## Direction
Print each line exactly as it is given.

● ● ● ●

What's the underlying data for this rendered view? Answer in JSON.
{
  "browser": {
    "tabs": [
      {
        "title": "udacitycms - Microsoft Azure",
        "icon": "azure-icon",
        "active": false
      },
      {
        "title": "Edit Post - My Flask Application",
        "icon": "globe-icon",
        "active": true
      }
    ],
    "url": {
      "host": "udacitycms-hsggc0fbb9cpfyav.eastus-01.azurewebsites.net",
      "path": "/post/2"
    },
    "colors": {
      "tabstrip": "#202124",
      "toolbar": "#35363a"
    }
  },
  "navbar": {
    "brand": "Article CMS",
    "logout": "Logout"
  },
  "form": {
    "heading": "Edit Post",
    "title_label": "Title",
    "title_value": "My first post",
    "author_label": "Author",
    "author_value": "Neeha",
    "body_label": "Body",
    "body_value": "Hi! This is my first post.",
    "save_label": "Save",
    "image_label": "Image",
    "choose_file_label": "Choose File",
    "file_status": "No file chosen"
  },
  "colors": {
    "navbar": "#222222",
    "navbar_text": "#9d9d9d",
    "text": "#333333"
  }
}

● ● ● ●

## Right answer
What's the underlying data for this rendered view? Answer in JSON.
{
  "browser": {
    "tabs": [
      {
        "title": "udacitycms - Microsoft Azure",
        "icon": "azure-icon",
        "active": false
      },
      {
        "title": "Edit Post - My Flask Application",
        "icon": "globe-icon",
        "active": true
      }
    ],
    "url": {
      "host": "udacitycms-hsggc0fbb9cpfyav.eastus-01.azurewebsites.net",
      "path": "/post/2"
    },
    "colors": {
      "tabstrip": "#202124",
      "toolbar": "#35363a"
    }
  },
  "navbar": {
    "brand": "Article CMS",
    "logout": "Logout"
  },
  "form": {
    "heading": "Edit Post",
    "title_label": "Title",
    "title_value": "My first post",
    "author_label": "Author",
    "author_value": "Neeha",
    "body_label": "Body",
    "body_value": "Hi! This is my first post.",
    "save_label": "Save",
    "image_label": "Image",
    "choose_file_label": "Choose File",
    "file_status": "No file chosen"
  },
  "colors": {
    "navbar": "#222222",
    "navbar_text": "#9d9d9d",
    "text": "#333333"
  }
}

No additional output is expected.